• [DATA ENTRIES]:
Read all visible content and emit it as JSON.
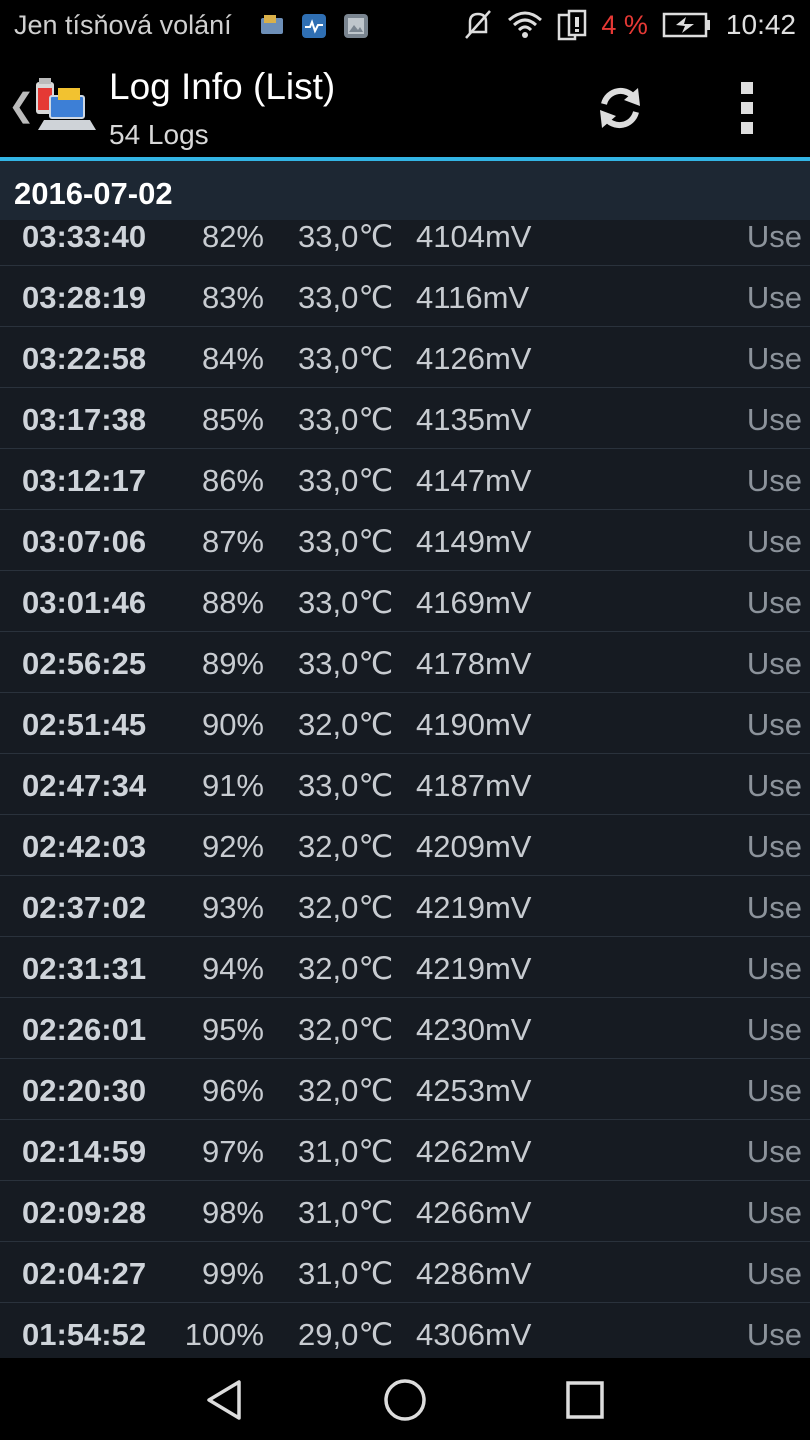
{
  "status_bar": {
    "carrier": "Jen tísňová volání",
    "battery_pct": "4 %",
    "time": "10:42",
    "notification_icons": [
      "sd-card-icon",
      "health-icon",
      "image-icon"
    ],
    "system_icons": [
      "mute-icon",
      "wifi-icon",
      "sim-icon",
      "battery-charging-icon"
    ]
  },
  "action_bar": {
    "title": "Log Info (List)",
    "subtitle": "54 Logs",
    "accent_color": "#33b5e5"
  },
  "section": {
    "date": "2016-07-02"
  },
  "rows": [
    {
      "time": "03:33:40",
      "pct": "82%",
      "temp": "33,0℃",
      "mv": "4104mV",
      "use": "Use"
    },
    {
      "time": "03:28:19",
      "pct": "83%",
      "temp": "33,0℃",
      "mv": "4116mV",
      "use": "Use"
    },
    {
      "time": "03:22:58",
      "pct": "84%",
      "temp": "33,0℃",
      "mv": "4126mV",
      "use": "Use"
    },
    {
      "time": "03:17:38",
      "pct": "85%",
      "temp": "33,0℃",
      "mv": "4135mV",
      "use": "Use"
    },
    {
      "time": "03:12:17",
      "pct": "86%",
      "temp": "33,0℃",
      "mv": "4147mV",
      "use": "Use"
    },
    {
      "time": "03:07:06",
      "pct": "87%",
      "temp": "33,0℃",
      "mv": "4149mV",
      "use": "Use"
    },
    {
      "time": "03:01:46",
      "pct": "88%",
      "temp": "33,0℃",
      "mv": "4169mV",
      "use": "Use"
    },
    {
      "time": "02:56:25",
      "pct": "89%",
      "temp": "33,0℃",
      "mv": "4178mV",
      "use": "Use"
    },
    {
      "time": "02:51:45",
      "pct": "90%",
      "temp": "32,0℃",
      "mv": "4190mV",
      "use": "Use"
    },
    {
      "time": "02:47:34",
      "pct": "91%",
      "temp": "33,0℃",
      "mv": "4187mV",
      "use": "Use"
    },
    {
      "time": "02:42:03",
      "pct": "92%",
      "temp": "32,0℃",
      "mv": "4209mV",
      "use": "Use"
    },
    {
      "time": "02:37:02",
      "pct": "93%",
      "temp": "32,0℃",
      "mv": "4219mV",
      "use": "Use"
    },
    {
      "time": "02:31:31",
      "pct": "94%",
      "temp": "32,0℃",
      "mv": "4219mV",
      "use": "Use"
    },
    {
      "time": "02:26:01",
      "pct": "95%",
      "temp": "32,0℃",
      "mv": "4230mV",
      "use": "Use"
    },
    {
      "time": "02:20:30",
      "pct": "96%",
      "temp": "32,0℃",
      "mv": "4253mV",
      "use": "Use"
    },
    {
      "time": "02:14:59",
      "pct": "97%",
      "temp": "31,0℃",
      "mv": "4262mV",
      "use": "Use"
    },
    {
      "time": "02:09:28",
      "pct": "98%",
      "temp": "31,0℃",
      "mv": "4266mV",
      "use": "Use"
    },
    {
      "time": "02:04:27",
      "pct": "99%",
      "temp": "31,0℃",
      "mv": "4286mV",
      "use": "Use"
    },
    {
      "time": "01:54:52",
      "pct": "100%",
      "temp": "29,0℃",
      "mv": "4306mV",
      "use": "Use"
    }
  ],
  "nav_bar": {
    "icons": [
      "back-icon",
      "home-icon",
      "recents-icon"
    ]
  }
}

• [EXERCISE BRIEF]: Restate the listing above word for word, and skip the pictures.

• [PROBLEM SOLUTION]:
Read all visible content and emit it as JSON.
{
  "status_bar": {
    "carrier": "Jen tísňová volání",
    "battery_pct": "4 %",
    "time": "10:42",
    "notification_icons": [
      "sd-card-icon",
      "health-icon",
      "image-icon"
    ],
    "system_icons": [
      "mute-icon",
      "wifi-icon",
      "sim-icon",
      "battery-charging-icon"
    ]
  },
  "action_bar": {
    "title": "Log Info (List)",
    "subtitle": "54 Logs",
    "accent_color": "#33b5e5"
  },
  "section": {
    "date": "2016-07-02"
  },
  "rows": [
    {
      "time": "03:33:40",
      "pct": "82%",
      "temp": "33,0℃",
      "mv": "4104mV",
      "use": "Use"
    },
    {
      "time": "03:28:19",
      "pct": "83%",
      "temp": "33,0℃",
      "mv": "4116mV",
      "use": "Use"
    },
    {
      "time": "03:22:58",
      "pct": "84%",
      "temp": "33,0℃",
      "mv": "4126mV",
      "use": "Use"
    },
    {
      "time": "03:17:38",
      "pct": "85%",
      "temp": "33,0℃",
      "mv": "4135mV",
      "use": "Use"
    },
    {
      "time": "03:12:17",
      "pct": "86%",
      "temp": "33,0℃",
      "mv": "4147mV",
      "use": "Use"
    },
    {
      "time": "03:07:06",
      "pct": "87%",
      "temp": "33,0℃",
      "mv": "4149mV",
      "use": "Use"
    },
    {
      "time": "03:01:46",
      "pct": "88%",
      "temp": "33,0℃",
      "mv": "4169mV",
      "use": "Use"
    },
    {
      "time": "02:56:25",
      "pct": "89%",
      "temp": "33,0℃",
      "mv": "4178mV",
      "use": "Use"
    },
    {
      "time": "02:51:45",
      "pct": "90%",
      "temp": "32,0℃",
      "mv": "4190mV",
      "use": "Use"
    },
    {
      "time": "02:47:34",
      "pct": "91%",
      "temp": "33,0℃",
      "mv": "4187mV",
      "use": "Use"
    },
    {
      "time": "02:42:03",
      "pct": "92%",
      "temp": "32,0℃",
      "mv": "4209mV",
      "use": "Use"
    },
    {
      "time": "02:37:02",
      "pct": "93%",
      "temp": "32,0℃",
      "mv": "4219mV",
      "use": "Use"
    },
    {
      "time": "02:31:31",
      "pct": "94%",
      "temp": "32,0℃",
      "mv": "4219mV",
      "use": "Use"
    },
    {
      "time": "02:26:01",
      "pct": "95%",
      "temp": "32,0℃",
      "mv": "4230mV",
      "use": "Use"
    },
    {
      "time": "02:20:30",
      "pct": "96%",
      "temp": "32,0℃",
      "mv": "4253mV",
      "use": "Use"
    },
    {
      "time": "02:14:59",
      "pct": "97%",
      "temp": "31,0℃",
      "mv": "4262mV",
      "use": "Use"
    },
    {
      "time": "02:09:28",
      "pct": "98%",
      "temp": "31,0℃",
      "mv": "4266mV",
      "use": "Use"
    },
    {
      "time": "02:04:27",
      "pct": "99%",
      "temp": "31,0℃",
      "mv": "4286mV",
      "use": "Use"
    },
    {
      "time": "01:54:52",
      "pct": "100%",
      "temp": "29,0℃",
      "mv": "4306mV",
      "use": "Use"
    }
  ],
  "nav_bar": {
    "icons": [
      "back-icon",
      "home-icon",
      "recents-icon"
    ]
  }
}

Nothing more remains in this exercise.